## Information provided
[Start]

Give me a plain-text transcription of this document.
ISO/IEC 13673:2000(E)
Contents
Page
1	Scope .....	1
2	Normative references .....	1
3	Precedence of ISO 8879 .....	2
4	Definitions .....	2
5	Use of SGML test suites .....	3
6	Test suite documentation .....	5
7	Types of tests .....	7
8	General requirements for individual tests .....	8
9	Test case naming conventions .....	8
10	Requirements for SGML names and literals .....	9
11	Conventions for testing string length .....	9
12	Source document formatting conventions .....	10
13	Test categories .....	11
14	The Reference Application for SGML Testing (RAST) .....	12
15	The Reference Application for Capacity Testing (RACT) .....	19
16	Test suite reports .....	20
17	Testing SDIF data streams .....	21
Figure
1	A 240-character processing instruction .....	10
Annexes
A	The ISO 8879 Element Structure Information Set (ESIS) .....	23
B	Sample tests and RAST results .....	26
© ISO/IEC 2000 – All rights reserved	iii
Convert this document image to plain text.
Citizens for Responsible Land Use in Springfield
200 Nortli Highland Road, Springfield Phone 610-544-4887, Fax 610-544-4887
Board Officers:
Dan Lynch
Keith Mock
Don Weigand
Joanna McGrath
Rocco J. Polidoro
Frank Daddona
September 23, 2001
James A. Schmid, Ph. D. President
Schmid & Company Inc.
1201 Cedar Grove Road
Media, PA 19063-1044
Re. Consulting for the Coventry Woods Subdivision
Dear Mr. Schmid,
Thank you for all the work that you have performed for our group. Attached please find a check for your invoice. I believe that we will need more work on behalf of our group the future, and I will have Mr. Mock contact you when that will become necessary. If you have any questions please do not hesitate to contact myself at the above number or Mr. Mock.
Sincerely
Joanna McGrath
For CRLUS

[End]

## Goal
Write out every line from the records above, word for word.

## Full response
Give me a plain-text transcription of this document.
ISO/IEC 13673:2000(E)
Contents
Page
1	Scope .....	1
2	Normative references .....	1
3	Precedence of ISO 8879 .....	2
4	Definitions .....	2
5	Use of SGML test suites .....	3
6	Test suite documentation .....	5
7	Types of tests .....	7
8	General requirements for individual tests .....	8
9	Test case naming conventions .....	8
10	Requirements for SGML names and literals .....	9
11	Conventions for testing string length .....	9
12	Source document formatting conventions .....	10
13	Test categories .....	11
14	The Reference Application for SGML Testing (RAST) .....	12
15	The Reference Application for Capacity Testing (RACT) .....	19
16	Test suite reports .....	20
17	Testing SDIF data streams .....	21
Figure
1	A 240-character processing instruction .....	10
Annexes
A	The ISO 8879 Element Structure Information Set (ESIS) .....	23
B	Sample tests and RAST results .....	26
© ISO/IEC 2000 – All rights reserved	iii
Convert this document image to plain text.
Citizens for Responsible Land Use in Springfield
200 Nortli Highland Road, Springfield Phone 610-544-4887, Fax 610-544-4887
Board Officers:
Dan Lynch
Keith Mock
Don Weigand
Joanna McGrath
Rocco J. Polidoro
Frank Daddona
September 23, 2001
James A. Schmid, Ph. D. President
Schmid & Company Inc.
1201 Cedar Grove Road
Media, PA 19063-1044
Re. Consulting for the Coventry Woods Subdivision
Dear Mr. Schmid,
Thank you for all the work that you have performed for our group. Attached please find a check for your invoice. I believe that we will need more work on behalf of our group the future, and I will have Mr. Mock contact you when that will become necessary. If you have any questions please do not hesitate to contact myself at the above number or Mr. Mock.
Sincerely
Joanna McGrath
For CRLUS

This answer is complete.